• **Directive**
Go through the entries and say how many lines contain the string "table". The number is the whole answer.
──────── Data excerpts
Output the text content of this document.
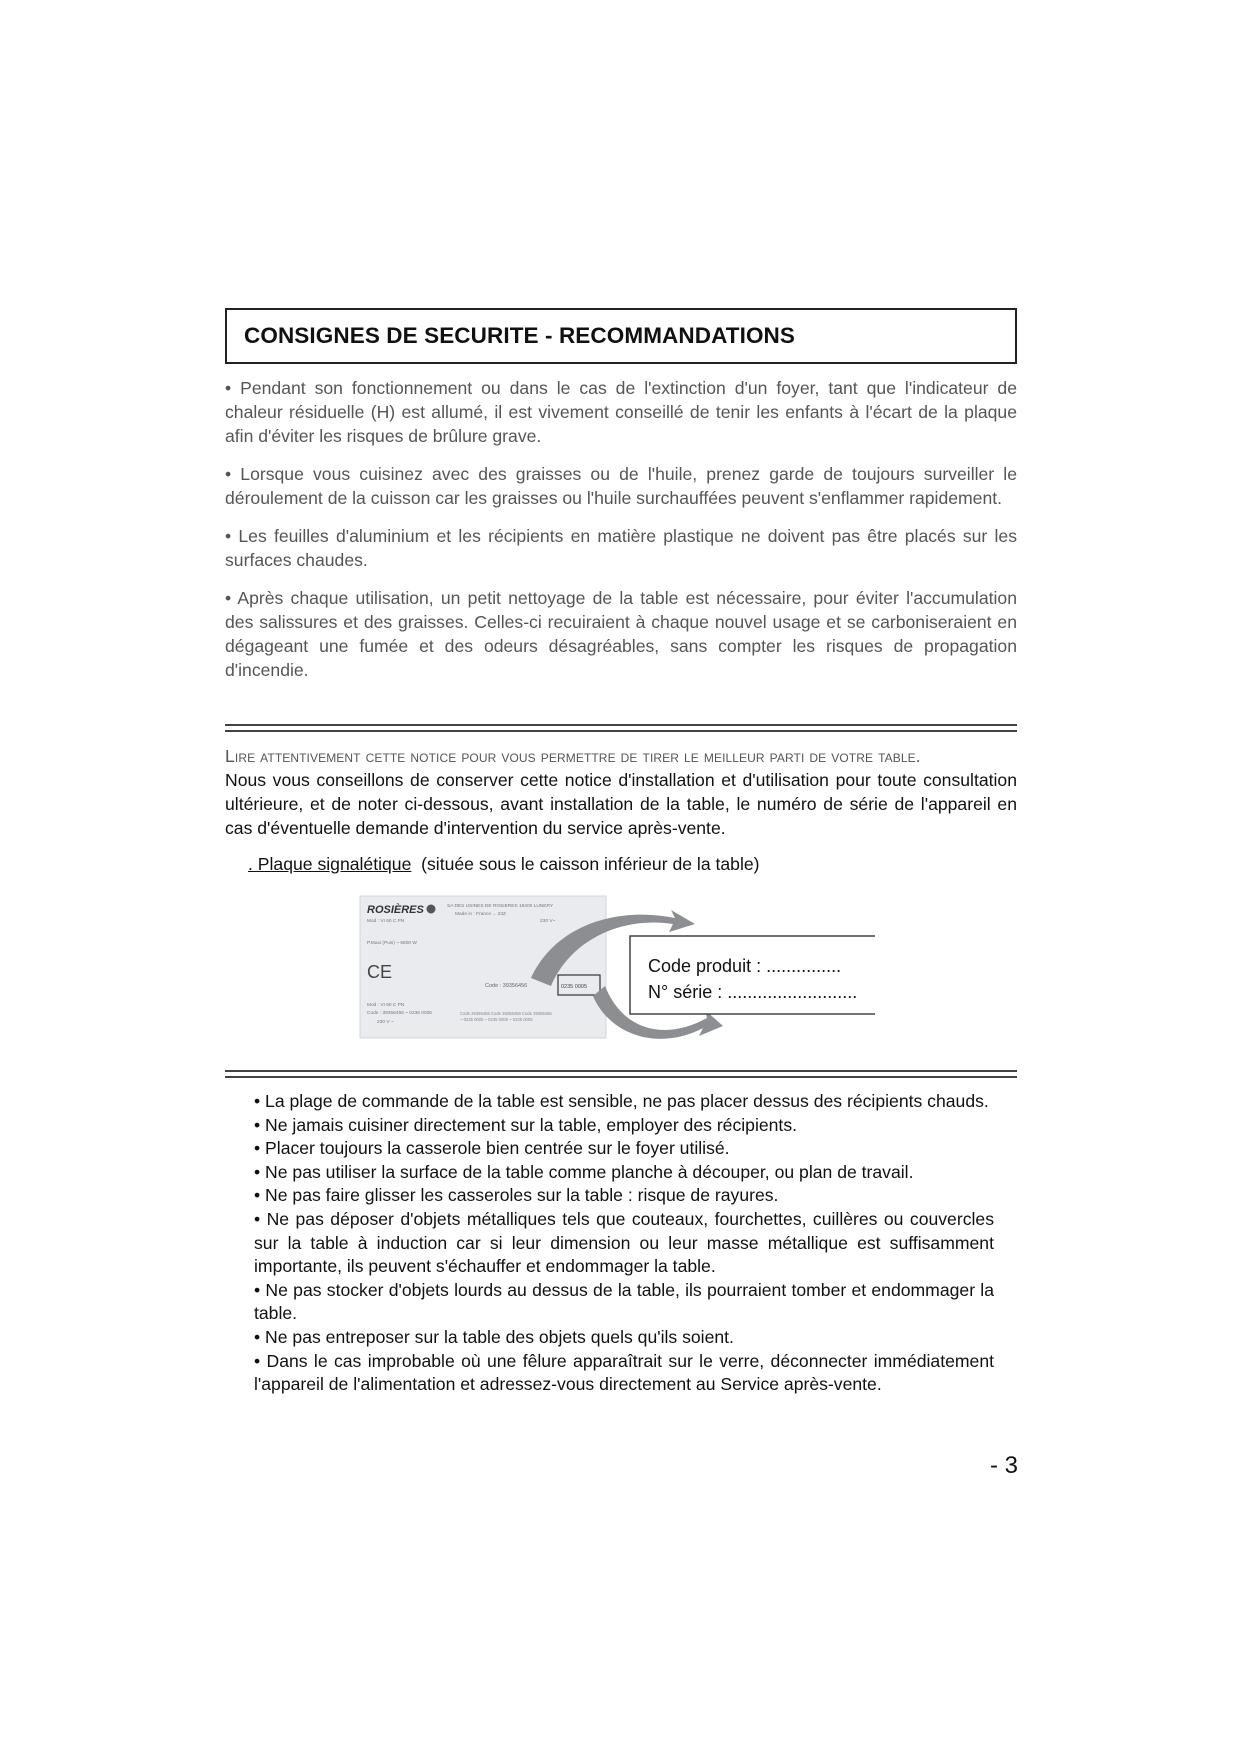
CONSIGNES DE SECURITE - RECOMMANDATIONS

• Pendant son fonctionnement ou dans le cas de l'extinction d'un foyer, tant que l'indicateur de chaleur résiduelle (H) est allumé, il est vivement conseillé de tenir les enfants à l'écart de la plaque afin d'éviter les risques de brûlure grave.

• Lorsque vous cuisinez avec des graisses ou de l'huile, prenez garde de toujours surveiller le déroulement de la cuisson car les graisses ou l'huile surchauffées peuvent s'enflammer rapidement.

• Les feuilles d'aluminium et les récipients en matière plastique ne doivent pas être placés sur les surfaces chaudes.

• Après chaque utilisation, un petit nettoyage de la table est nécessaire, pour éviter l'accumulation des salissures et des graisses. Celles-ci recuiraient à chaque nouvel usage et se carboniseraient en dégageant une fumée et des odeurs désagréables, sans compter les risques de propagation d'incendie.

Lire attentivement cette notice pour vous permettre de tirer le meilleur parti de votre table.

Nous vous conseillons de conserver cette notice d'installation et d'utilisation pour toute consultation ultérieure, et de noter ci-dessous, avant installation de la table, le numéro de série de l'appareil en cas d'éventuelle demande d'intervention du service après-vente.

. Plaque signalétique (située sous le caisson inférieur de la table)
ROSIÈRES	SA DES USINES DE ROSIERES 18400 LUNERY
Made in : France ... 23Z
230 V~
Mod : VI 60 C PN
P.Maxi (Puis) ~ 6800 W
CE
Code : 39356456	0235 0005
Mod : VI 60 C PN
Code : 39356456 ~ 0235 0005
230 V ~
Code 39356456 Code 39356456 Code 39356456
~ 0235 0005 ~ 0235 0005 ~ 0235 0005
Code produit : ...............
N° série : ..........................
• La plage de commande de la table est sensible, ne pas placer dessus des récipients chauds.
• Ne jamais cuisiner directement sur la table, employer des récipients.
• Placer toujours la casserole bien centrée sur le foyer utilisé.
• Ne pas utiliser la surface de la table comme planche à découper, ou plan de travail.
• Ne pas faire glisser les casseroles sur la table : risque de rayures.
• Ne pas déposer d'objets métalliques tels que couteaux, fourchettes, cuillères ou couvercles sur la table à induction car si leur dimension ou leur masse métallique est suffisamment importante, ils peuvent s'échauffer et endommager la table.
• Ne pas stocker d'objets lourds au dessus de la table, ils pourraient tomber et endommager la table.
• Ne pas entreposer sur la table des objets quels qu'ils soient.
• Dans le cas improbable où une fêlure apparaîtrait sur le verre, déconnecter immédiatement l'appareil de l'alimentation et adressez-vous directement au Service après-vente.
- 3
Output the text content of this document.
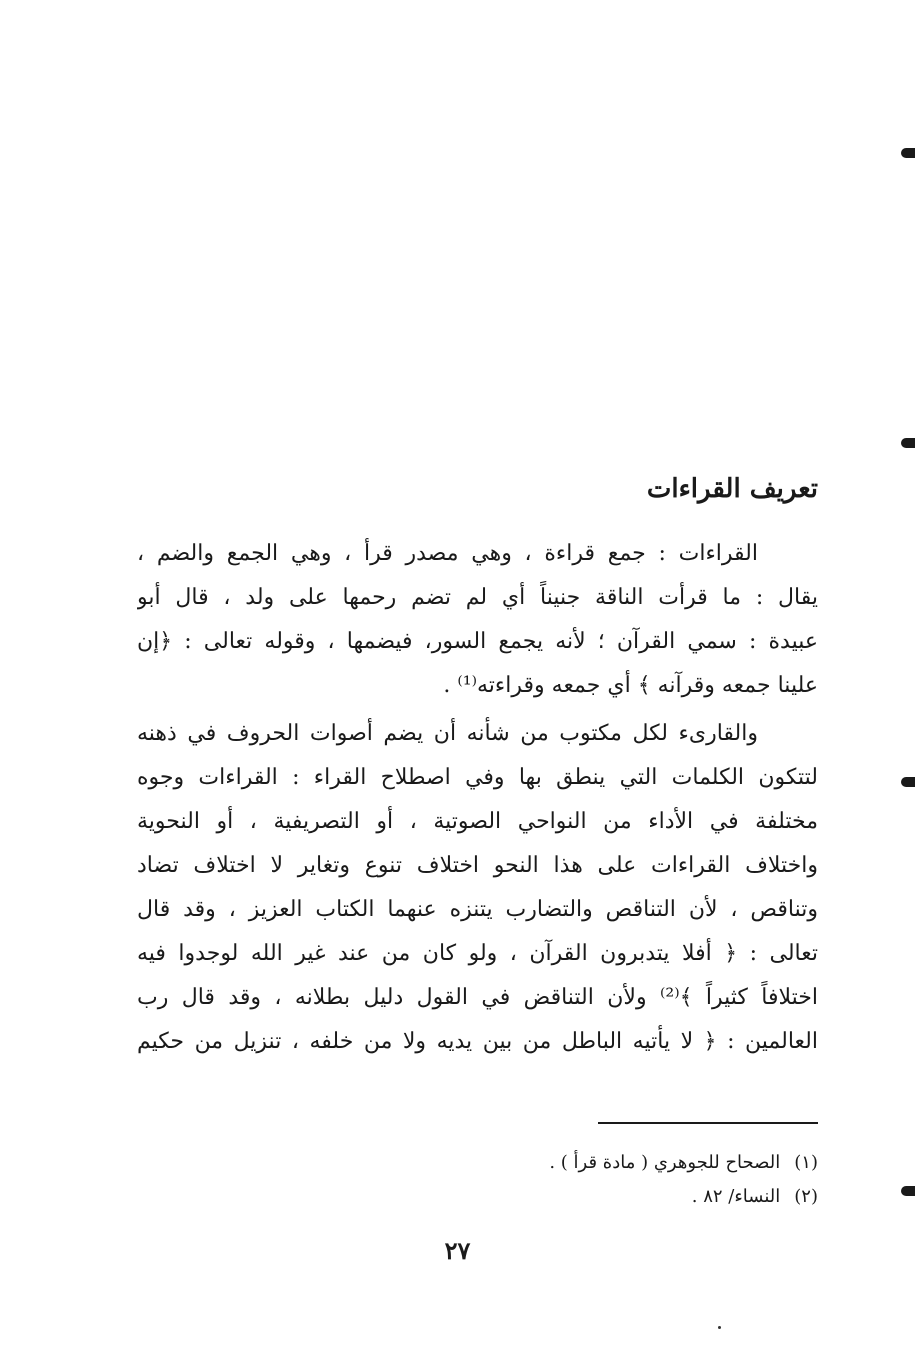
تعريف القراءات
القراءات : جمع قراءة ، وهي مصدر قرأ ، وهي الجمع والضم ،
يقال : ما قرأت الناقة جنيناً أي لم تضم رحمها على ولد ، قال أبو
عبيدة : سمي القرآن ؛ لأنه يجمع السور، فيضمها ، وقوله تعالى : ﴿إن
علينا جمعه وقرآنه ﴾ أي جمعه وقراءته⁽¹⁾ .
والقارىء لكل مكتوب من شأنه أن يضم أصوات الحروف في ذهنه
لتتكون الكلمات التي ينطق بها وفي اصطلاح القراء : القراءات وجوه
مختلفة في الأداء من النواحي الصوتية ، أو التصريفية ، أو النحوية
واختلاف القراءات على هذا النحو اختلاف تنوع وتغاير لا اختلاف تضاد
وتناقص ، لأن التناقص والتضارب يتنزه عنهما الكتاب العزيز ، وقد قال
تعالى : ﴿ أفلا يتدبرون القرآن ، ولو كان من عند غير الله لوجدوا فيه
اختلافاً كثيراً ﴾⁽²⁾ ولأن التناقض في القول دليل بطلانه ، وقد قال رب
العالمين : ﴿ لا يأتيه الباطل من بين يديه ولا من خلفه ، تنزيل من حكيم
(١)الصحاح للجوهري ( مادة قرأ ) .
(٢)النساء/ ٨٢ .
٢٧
────────────────
• **Solution to this exercise**
11